◆ SET PROBLEM ◆
Look for "from" in the listing below. Gather each line that contains it.

[BEGIN MATERIAL FOR THIS EXERCISE]

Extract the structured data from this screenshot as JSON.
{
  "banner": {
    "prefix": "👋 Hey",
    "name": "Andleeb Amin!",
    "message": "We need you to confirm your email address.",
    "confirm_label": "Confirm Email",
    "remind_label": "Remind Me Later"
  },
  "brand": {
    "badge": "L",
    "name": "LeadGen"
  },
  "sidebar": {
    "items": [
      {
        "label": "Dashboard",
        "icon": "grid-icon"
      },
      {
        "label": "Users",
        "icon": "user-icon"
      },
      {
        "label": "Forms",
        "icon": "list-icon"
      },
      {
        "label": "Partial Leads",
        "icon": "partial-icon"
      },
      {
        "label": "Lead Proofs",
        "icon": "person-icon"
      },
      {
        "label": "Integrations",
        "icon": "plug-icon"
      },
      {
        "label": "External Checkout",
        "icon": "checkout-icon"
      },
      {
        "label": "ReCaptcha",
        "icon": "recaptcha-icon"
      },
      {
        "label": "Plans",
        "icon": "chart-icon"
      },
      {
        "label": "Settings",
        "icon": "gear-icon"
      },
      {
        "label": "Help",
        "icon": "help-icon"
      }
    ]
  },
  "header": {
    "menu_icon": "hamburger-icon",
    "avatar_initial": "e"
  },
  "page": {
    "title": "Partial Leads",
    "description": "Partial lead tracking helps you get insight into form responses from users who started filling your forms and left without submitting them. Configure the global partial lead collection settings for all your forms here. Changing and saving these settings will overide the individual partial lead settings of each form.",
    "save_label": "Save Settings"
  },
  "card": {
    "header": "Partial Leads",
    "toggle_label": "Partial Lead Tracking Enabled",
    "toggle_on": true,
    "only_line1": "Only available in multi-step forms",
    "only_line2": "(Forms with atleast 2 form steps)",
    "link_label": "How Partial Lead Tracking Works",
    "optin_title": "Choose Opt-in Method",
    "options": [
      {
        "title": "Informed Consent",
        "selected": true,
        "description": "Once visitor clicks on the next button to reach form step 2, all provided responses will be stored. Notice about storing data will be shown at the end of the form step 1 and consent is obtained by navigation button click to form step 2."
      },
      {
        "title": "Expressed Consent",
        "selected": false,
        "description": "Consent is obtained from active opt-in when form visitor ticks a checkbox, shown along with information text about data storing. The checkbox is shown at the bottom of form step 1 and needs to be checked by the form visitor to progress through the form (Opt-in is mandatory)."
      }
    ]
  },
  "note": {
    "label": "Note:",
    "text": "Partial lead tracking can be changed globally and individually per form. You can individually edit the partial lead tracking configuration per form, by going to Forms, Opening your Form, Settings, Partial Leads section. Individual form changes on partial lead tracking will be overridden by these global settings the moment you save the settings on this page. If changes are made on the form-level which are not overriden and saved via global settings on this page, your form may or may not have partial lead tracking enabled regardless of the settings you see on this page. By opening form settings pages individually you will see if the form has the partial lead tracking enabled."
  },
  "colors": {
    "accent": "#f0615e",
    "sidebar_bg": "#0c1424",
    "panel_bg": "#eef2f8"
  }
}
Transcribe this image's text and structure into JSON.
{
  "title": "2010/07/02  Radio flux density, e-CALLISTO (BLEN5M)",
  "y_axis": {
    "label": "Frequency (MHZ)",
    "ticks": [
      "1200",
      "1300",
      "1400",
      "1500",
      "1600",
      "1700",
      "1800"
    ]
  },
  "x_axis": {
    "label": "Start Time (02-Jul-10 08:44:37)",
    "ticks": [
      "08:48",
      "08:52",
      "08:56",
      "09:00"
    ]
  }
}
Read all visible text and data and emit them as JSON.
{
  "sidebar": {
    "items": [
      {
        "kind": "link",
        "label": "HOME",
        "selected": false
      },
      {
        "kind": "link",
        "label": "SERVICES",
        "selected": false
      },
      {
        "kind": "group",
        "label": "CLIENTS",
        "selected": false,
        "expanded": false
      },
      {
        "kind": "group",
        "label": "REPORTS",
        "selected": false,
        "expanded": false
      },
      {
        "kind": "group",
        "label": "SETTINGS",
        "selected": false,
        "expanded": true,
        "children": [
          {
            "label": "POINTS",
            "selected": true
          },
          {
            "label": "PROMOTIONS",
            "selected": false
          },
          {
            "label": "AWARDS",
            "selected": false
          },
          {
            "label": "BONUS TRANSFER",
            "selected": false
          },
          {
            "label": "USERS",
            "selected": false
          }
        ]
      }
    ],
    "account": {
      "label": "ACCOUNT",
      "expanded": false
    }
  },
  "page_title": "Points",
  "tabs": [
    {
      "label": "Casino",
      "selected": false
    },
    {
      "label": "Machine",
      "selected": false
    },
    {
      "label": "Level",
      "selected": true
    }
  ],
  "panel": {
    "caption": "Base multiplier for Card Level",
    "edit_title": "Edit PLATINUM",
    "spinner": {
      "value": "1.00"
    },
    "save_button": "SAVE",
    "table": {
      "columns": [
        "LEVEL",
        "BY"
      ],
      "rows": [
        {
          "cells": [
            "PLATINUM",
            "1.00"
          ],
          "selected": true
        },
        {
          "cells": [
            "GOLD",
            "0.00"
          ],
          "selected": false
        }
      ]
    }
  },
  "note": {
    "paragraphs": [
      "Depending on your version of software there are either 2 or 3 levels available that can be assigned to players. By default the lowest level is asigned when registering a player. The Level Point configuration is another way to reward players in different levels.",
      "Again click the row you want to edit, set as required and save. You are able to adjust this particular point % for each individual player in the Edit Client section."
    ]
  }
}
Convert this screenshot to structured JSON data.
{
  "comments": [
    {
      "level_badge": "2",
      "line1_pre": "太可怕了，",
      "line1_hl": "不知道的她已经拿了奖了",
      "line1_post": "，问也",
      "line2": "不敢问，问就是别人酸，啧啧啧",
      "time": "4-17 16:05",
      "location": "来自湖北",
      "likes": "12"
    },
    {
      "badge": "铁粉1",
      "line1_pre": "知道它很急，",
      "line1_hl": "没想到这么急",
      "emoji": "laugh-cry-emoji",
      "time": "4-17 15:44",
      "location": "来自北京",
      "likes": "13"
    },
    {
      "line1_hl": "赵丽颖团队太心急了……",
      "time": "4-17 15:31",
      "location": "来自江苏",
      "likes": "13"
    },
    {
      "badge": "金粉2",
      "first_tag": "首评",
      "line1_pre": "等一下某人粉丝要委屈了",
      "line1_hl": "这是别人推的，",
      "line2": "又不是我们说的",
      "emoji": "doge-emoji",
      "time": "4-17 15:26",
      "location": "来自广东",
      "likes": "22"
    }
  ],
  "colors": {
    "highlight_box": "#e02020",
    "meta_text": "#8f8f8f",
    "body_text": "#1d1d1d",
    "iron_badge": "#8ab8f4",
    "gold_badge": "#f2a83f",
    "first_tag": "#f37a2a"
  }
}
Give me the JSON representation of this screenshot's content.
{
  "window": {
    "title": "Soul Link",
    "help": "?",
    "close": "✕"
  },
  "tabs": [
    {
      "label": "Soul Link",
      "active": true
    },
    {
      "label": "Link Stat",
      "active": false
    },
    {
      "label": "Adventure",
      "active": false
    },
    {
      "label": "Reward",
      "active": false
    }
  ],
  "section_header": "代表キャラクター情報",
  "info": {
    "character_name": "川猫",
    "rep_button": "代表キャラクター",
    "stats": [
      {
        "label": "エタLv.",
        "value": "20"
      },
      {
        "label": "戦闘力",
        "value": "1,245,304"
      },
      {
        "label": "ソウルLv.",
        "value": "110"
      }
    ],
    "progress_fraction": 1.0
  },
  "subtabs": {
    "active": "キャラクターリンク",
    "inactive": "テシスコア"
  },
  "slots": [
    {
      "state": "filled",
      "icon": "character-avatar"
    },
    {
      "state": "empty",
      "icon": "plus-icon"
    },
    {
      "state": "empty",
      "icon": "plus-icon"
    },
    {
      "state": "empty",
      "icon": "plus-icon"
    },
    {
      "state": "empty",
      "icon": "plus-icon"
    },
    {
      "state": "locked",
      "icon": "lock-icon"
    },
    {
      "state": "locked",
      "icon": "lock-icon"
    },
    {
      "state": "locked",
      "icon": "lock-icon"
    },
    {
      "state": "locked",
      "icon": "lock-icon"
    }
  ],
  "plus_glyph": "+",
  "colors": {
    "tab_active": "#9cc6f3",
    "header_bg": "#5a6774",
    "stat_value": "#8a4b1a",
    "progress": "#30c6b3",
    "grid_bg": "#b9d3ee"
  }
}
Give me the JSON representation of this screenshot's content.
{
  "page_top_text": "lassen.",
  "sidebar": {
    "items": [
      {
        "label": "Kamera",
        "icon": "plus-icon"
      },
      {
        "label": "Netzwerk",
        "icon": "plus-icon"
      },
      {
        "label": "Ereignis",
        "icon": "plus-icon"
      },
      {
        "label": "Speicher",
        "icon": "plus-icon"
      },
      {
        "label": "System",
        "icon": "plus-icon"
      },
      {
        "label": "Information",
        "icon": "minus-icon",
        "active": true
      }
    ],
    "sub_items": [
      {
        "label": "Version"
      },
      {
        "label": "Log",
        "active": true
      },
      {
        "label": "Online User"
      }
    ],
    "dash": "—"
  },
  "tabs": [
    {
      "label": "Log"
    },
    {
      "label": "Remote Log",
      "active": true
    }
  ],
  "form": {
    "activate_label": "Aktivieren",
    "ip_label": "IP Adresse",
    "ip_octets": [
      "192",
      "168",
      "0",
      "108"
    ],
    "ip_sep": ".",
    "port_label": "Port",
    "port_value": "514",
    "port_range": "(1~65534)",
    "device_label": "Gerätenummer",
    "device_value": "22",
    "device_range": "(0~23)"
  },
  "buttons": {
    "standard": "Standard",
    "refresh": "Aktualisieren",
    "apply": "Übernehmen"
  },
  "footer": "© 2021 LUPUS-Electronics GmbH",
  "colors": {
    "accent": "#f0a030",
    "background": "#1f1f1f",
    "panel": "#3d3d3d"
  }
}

[END MATERIAL FOR THIS EXERCISE]

◆ WRITTEN ANSWER ◆
Extract the structured data from this screenshot as JSON.
    "description": "Partial lead tracking helps you get insight into form responses from users who started filling your forms and left without submitting them. Configure the global partial lead collection settings for all your forms here. Changing and saving these settings will overide the individual partial lead settings of each form.",
        "description": "Consent is obtained from active opt-in when form visitor ticks a checkbox, shown along with information text about data storing. The checkbox is shown at the bottom of form step 1 and needs to be checked by the form visitor to progress through the form (Opt-in is mandatory)."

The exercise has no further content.